Supplied material —
◆ ◆ ◆ ◆ ◆ ◆ ◆

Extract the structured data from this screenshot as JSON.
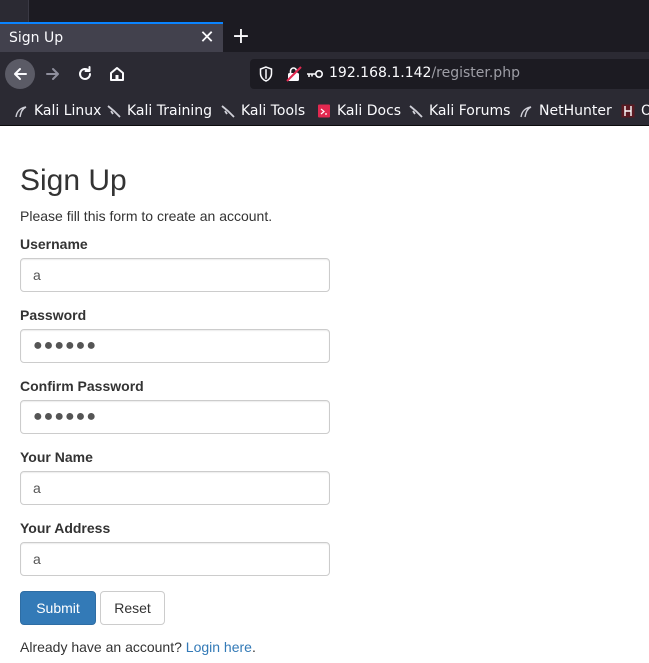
{
  "browser": {
    "tab_title": "Sign Up",
    "close_glyph": "✕",
    "new_tab_glyph": "+",
    "url_host": "192.168.1.142",
    "url_path": "/register.php",
    "bookmarks": [
      {
        "label": "Kali Linux"
      },
      {
        "label": "Kali Training"
      },
      {
        "label": "Kali Tools"
      },
      {
        "label": "Kali Docs"
      },
      {
        "label": "Kali Forums"
      },
      {
        "label": "NetHunter"
      },
      {
        "label": "O"
      }
    ]
  },
  "form": {
    "title": "Sign Up",
    "subtitle": "Please fill this form to create an account.",
    "username_label": "Username",
    "username_value": "a",
    "password_label": "Password",
    "password_value": "●●●●●●",
    "confirm_label": "Confirm Password",
    "confirm_value": "●●●●●●",
    "name_label": "Your Name",
    "name_value": "a",
    "address_label": "Your Address",
    "address_value": "a",
    "submit_label": "Submit",
    "reset_label": "Reset",
    "footer_prefix": "Already have an account?",
    "login_link": "Login here",
    "footer_suffix": "."
  },
  "colors": {
    "accent": "#337ab7",
    "tab_indicator": "#0a84ff",
    "chrome_bg": "#2b2a33"
  }
}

◆ ◆ ◆ ◆ ◆ ◆ ◆

Goal — Repeat everything in the records precisely. Images are excluded from the copy.

Result —
Extract the structured data from this screenshot as JSON.
{
  "browser": {
    "tab_title": "Sign Up",
    "close_glyph": "✕",
    "new_tab_glyph": "+",
    "url_host": "192.168.1.142",
    "url_path": "/register.php",
    "bookmarks": [
      {
        "label": "Kali Linux"
      },
      {
        "label": "Kali Training"
      },
      {
        "label": "Kali Tools"
      },
      {
        "label": "Kali Docs"
      },
      {
        "label": "Kali Forums"
      },
      {
        "label": "NetHunter"
      },
      {
        "label": "O"
      }
    ]
  },
  "form": {
    "title": "Sign Up",
    "subtitle": "Please fill this form to create an account.",
    "username_label": "Username",
    "username_value": "a",
    "password_label": "Password",
    "password_value": "●●●●●●",
    "confirm_label": "Confirm Password",
    "confirm_value": "●●●●●●",
    "name_label": "Your Name",
    "name_value": "a",
    "address_label": "Your Address",
    "address_value": "a",
    "submit_label": "Submit",
    "reset_label": "Reset",
    "footer_prefix": "Already have an account?",
    "login_link": "Login here",
    "footer_suffix": "."
  },
  "colors": {
    "accent": "#337ab7",
    "tab_indicator": "#0a84ff",
    "chrome_bg": "#2b2a33"
  }
}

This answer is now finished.